[Start of Extracted data]

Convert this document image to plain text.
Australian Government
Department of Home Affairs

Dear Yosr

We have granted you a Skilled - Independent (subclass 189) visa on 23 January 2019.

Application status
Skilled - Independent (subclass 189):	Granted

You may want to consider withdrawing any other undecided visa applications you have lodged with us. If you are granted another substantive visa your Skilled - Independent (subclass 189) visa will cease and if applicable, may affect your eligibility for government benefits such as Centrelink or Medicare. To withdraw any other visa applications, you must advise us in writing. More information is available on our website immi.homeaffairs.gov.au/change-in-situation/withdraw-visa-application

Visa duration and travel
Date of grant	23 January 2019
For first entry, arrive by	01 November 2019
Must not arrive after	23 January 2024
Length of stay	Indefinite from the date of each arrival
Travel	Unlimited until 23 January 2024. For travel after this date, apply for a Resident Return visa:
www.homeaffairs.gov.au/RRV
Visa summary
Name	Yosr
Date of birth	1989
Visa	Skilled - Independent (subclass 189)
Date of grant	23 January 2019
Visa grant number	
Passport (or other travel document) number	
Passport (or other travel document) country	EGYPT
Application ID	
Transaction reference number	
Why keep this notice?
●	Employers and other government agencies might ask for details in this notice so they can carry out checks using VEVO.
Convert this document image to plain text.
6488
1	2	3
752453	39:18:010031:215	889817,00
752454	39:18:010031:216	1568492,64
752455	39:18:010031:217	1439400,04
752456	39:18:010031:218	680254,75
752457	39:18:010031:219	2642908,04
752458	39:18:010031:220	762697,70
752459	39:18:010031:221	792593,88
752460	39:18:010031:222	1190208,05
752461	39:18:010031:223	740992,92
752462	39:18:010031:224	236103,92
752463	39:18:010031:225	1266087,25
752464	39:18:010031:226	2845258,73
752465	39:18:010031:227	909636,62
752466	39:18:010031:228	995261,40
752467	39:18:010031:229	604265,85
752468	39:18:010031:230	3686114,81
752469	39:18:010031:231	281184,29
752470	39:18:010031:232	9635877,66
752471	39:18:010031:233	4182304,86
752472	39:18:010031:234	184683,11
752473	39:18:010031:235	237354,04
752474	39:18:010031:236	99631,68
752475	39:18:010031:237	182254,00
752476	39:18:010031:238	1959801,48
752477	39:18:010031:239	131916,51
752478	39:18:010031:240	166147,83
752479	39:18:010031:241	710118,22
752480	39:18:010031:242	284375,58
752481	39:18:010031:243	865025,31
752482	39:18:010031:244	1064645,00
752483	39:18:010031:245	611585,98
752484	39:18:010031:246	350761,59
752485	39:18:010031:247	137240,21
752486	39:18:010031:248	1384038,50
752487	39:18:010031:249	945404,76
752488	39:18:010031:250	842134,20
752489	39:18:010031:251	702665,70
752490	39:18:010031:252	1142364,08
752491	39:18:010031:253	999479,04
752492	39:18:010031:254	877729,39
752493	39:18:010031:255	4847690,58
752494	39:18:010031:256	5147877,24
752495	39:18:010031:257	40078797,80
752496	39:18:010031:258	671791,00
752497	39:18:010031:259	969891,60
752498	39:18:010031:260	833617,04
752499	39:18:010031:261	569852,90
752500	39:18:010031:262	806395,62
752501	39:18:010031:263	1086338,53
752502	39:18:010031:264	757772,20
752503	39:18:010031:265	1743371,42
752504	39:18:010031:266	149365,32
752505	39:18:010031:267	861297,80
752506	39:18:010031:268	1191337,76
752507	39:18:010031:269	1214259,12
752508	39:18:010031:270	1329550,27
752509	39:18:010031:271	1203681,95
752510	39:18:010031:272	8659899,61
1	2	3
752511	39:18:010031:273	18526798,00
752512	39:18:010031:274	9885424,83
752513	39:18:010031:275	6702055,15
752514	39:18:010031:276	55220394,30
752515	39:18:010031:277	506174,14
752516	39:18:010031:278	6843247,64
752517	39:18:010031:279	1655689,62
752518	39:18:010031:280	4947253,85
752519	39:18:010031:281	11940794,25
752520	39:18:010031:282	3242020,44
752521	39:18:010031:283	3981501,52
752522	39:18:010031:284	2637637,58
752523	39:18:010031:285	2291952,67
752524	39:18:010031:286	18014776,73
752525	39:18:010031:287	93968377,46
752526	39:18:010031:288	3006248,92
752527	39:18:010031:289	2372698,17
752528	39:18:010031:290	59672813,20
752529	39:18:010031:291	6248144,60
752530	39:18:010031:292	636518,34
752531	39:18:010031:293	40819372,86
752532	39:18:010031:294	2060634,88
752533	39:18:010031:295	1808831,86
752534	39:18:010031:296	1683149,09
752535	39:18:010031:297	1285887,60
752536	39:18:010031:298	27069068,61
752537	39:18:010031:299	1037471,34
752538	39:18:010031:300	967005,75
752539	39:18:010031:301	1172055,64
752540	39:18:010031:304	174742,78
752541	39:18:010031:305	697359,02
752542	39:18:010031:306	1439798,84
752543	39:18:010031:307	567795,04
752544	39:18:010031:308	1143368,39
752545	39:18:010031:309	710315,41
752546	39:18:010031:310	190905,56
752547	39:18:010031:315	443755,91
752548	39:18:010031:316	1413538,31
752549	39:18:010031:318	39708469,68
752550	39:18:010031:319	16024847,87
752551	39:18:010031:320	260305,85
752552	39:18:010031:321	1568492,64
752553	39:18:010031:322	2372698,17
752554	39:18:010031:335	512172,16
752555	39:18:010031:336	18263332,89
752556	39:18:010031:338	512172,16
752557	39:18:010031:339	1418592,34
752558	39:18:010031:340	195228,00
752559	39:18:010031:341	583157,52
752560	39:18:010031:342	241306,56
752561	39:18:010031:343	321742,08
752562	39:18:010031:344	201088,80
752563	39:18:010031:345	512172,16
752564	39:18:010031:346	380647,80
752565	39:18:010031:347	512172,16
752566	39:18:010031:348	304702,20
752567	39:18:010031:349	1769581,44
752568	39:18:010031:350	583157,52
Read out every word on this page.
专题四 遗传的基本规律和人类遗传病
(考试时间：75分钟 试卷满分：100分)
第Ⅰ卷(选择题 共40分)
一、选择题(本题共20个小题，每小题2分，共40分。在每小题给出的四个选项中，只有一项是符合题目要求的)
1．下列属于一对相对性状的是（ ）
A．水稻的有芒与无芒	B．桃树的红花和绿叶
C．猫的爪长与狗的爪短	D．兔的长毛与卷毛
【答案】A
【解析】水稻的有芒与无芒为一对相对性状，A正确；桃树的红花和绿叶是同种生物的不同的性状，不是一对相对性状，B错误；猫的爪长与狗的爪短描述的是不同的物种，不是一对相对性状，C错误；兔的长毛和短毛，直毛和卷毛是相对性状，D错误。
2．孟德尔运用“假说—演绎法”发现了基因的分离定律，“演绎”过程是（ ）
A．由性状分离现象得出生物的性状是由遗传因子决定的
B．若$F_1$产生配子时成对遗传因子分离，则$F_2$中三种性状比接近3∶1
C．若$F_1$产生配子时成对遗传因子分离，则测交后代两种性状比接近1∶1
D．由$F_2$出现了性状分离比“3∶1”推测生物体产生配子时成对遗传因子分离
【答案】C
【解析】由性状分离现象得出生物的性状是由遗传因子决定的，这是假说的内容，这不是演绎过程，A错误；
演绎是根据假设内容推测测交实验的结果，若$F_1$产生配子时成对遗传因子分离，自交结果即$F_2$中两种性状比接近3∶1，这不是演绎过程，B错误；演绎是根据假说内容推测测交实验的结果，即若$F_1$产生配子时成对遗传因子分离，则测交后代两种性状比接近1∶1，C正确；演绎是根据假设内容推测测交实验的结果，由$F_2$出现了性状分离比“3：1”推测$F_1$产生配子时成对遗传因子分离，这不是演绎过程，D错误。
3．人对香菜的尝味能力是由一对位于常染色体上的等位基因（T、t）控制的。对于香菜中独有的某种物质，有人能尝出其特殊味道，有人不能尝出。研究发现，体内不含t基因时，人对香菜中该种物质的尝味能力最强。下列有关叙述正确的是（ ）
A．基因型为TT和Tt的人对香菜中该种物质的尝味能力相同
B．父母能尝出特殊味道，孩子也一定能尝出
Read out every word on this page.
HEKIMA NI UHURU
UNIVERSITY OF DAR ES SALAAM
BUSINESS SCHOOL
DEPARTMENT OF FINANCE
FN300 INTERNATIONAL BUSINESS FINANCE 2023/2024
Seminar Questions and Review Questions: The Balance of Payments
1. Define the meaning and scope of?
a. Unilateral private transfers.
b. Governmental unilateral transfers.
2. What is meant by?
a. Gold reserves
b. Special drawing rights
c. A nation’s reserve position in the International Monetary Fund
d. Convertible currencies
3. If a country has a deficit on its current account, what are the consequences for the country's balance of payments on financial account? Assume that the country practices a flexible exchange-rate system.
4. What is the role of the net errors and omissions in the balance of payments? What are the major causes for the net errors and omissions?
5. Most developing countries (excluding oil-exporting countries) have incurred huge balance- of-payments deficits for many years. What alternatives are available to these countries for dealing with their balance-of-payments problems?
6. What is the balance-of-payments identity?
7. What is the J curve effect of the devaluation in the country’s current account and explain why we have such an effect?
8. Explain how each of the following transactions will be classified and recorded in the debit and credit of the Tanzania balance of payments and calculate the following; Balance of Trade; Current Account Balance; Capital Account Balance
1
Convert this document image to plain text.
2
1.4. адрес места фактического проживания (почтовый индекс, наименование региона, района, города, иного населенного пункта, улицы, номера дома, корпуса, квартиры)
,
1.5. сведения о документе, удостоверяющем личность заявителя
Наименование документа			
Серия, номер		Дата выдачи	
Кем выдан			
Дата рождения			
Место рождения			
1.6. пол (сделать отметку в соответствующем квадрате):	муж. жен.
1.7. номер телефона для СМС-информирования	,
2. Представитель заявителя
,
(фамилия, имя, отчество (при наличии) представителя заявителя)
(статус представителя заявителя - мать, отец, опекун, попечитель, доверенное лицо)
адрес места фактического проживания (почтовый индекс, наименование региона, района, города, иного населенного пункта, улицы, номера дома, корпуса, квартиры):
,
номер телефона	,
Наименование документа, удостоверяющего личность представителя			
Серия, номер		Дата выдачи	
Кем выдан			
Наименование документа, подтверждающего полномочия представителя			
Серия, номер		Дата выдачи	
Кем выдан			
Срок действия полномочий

[End of Extracted data]

> [The request]:
Give the number of lines containing the word "квартиры". No other answer is needed.

> [Complete answer]:
2